#### Records provided ####

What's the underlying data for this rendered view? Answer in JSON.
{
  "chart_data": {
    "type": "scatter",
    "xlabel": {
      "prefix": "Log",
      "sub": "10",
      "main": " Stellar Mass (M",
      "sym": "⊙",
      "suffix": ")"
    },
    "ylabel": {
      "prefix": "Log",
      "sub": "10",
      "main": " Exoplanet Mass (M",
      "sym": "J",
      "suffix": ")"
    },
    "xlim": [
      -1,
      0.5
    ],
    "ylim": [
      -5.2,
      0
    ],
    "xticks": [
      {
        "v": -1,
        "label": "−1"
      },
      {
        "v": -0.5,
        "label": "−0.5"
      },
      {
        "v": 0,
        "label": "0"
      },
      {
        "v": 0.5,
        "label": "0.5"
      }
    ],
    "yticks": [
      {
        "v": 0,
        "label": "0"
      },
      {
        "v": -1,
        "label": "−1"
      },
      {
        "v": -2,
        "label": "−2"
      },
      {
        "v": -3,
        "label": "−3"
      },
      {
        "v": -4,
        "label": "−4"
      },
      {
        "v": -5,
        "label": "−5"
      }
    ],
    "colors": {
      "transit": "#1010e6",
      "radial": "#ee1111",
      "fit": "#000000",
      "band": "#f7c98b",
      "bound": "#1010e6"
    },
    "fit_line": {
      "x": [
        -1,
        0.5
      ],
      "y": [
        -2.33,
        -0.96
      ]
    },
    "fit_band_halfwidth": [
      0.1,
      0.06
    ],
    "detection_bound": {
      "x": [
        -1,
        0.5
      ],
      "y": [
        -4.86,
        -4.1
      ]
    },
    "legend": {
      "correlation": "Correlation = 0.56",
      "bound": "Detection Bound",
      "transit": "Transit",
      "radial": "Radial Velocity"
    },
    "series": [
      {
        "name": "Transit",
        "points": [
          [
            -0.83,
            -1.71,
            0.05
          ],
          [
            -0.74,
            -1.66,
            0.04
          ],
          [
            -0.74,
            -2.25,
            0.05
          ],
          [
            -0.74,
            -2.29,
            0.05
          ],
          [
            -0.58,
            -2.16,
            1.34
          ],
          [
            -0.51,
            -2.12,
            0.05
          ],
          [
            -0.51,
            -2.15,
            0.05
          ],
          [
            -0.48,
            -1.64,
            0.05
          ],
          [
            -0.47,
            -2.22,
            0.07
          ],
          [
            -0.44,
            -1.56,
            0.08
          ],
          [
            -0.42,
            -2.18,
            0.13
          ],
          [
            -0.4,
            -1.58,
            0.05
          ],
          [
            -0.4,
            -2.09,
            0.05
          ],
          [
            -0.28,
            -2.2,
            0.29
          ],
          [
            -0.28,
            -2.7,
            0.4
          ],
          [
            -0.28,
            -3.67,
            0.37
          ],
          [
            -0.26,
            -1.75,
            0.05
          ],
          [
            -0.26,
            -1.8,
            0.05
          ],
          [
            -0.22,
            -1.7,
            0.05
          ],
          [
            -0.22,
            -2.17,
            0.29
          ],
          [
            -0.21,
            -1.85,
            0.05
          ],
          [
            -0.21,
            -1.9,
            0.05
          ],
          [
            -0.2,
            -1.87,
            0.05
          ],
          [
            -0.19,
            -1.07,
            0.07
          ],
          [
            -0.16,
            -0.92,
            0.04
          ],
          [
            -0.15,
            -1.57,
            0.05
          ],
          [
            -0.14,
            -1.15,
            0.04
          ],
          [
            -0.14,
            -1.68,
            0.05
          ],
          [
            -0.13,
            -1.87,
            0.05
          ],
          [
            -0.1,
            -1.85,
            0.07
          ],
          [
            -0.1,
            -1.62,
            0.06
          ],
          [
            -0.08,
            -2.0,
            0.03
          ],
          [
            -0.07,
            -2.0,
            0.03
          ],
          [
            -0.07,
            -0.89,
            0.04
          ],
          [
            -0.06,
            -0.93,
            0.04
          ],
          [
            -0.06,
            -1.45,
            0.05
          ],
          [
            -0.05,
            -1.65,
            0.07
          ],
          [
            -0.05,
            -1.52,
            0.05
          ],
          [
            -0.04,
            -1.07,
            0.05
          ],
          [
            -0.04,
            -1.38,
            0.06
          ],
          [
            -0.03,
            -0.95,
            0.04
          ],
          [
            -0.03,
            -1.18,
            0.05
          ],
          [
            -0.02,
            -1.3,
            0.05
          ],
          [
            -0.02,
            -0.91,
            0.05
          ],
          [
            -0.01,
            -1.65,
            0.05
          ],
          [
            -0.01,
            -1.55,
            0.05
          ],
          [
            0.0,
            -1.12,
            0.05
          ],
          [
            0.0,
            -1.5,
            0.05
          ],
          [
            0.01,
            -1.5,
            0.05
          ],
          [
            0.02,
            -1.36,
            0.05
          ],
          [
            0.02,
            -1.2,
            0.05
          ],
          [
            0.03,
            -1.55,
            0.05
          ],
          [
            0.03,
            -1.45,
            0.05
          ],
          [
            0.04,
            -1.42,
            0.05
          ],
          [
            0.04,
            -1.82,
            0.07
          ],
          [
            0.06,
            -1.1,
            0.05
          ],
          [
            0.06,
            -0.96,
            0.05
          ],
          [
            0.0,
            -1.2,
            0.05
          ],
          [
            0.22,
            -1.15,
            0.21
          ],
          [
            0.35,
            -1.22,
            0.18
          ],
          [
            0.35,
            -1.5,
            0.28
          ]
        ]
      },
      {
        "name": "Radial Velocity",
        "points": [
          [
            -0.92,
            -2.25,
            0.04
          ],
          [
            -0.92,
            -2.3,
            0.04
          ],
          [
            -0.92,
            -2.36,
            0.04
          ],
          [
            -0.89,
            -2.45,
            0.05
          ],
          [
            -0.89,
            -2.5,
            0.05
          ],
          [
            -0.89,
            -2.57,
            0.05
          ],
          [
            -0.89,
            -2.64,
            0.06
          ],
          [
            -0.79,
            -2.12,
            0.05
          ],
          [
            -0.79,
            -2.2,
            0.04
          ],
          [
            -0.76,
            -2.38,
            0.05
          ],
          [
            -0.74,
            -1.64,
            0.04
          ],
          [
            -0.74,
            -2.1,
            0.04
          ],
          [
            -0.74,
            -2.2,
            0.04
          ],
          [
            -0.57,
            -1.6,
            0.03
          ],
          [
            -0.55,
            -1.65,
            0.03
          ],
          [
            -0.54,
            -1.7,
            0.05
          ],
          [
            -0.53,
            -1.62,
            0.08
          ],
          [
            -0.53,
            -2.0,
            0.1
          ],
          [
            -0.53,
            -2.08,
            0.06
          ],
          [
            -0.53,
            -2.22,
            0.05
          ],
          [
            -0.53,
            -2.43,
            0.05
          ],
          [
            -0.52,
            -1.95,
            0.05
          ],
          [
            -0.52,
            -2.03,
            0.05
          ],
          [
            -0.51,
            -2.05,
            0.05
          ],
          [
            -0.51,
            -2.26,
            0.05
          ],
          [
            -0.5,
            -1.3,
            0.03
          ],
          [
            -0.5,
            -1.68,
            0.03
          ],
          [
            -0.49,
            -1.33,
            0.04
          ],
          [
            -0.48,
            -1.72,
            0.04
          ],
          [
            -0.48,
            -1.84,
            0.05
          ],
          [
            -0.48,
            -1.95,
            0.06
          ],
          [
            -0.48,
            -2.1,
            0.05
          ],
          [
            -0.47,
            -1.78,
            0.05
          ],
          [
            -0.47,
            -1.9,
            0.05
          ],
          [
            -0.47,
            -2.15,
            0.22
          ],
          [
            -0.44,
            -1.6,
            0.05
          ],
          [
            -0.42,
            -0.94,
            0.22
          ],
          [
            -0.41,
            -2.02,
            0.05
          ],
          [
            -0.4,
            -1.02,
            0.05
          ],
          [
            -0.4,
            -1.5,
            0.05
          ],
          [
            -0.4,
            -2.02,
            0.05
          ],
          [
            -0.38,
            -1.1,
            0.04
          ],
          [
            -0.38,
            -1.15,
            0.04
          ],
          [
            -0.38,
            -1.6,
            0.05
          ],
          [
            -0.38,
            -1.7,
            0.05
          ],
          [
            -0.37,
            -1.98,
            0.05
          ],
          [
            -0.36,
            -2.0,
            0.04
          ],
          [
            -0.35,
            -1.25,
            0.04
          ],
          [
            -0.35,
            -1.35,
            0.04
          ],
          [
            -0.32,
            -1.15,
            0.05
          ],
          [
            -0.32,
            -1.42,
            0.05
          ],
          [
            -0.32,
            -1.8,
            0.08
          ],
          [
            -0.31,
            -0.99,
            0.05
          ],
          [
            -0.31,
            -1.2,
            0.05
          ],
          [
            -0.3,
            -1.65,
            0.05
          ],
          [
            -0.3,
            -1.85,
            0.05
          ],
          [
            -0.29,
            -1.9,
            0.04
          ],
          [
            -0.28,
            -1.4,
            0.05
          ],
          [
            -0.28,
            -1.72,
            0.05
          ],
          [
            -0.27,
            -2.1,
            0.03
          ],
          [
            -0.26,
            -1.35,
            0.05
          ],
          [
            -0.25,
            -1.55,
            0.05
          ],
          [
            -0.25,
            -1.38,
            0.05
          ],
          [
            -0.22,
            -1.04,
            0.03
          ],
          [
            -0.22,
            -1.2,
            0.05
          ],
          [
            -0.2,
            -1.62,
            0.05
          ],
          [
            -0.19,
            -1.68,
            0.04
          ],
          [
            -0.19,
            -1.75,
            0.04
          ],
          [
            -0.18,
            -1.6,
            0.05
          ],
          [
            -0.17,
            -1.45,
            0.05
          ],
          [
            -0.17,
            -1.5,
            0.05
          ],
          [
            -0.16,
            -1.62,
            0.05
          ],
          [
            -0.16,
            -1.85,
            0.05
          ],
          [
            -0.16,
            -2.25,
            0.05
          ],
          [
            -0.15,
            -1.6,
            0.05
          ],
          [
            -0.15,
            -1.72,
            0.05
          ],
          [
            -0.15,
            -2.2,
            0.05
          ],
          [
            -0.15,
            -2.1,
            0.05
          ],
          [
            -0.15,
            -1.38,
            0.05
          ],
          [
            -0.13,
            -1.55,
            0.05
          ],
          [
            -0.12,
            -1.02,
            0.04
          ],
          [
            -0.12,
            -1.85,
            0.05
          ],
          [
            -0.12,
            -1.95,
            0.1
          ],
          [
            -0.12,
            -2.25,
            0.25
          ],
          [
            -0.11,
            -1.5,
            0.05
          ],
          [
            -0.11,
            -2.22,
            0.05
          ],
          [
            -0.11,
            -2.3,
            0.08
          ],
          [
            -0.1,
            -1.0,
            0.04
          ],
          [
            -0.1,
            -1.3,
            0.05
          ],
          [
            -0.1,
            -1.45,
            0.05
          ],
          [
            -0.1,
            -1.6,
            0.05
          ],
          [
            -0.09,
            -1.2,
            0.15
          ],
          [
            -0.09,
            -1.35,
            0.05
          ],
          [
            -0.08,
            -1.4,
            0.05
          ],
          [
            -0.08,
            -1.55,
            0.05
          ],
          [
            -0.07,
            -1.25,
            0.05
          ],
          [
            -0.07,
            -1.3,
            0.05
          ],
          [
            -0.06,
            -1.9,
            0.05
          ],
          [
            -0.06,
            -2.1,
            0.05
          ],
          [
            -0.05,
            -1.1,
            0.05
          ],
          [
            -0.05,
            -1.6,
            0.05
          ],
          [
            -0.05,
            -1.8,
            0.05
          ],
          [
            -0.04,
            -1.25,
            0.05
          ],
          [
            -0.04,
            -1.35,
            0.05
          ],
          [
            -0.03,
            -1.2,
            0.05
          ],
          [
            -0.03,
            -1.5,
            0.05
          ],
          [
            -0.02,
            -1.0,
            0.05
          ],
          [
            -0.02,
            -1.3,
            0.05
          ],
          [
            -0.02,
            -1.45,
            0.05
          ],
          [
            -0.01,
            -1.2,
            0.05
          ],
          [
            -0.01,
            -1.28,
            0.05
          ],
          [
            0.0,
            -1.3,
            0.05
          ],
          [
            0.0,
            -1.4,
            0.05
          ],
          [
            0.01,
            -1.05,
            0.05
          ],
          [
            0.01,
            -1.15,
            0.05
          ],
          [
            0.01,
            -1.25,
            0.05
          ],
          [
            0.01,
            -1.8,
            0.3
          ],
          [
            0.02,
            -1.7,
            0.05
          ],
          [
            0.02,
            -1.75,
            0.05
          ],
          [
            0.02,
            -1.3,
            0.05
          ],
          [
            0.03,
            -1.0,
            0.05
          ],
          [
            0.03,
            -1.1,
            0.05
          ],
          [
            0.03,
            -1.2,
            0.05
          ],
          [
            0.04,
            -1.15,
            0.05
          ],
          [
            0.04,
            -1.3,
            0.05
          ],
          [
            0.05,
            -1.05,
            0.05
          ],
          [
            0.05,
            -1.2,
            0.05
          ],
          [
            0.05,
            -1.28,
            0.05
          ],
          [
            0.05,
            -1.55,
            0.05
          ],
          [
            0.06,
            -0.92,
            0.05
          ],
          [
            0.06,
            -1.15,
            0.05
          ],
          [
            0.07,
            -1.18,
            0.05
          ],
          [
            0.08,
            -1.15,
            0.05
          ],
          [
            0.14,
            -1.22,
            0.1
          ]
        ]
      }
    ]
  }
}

####

**Goal of the exercise:**
Search the material above for "Mass". Pull out each line where it shows up.

**Finished exercise:**
      "main": " Stellar Mass (M",
      "main": " Exoplanet Mass (M",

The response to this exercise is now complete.